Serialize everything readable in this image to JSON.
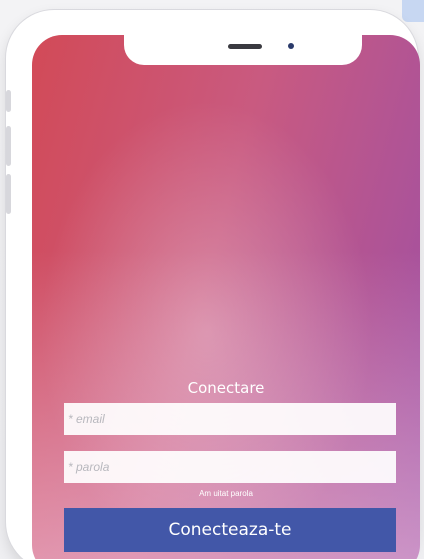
{
  "login": {
    "title": "Conectare",
    "email_placeholder": "* email",
    "password_placeholder": "* parola",
    "forgot_link": "Am uitat parola",
    "submit_label": "Conecteaza-te"
  }
}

◆ ◆ ◆ ◆

Set the listing down in full and exactly. Pictures within it should not appear in the copy.

Serialize everything readable in this image to JSON.
{
  "login": {
    "title": "Conectare",
    "email_placeholder": "* email",
    "password_placeholder": "* parola",
    "forgot_link": "Am uitat parola",
    "submit_label": "Conecteaza-te"
  }
}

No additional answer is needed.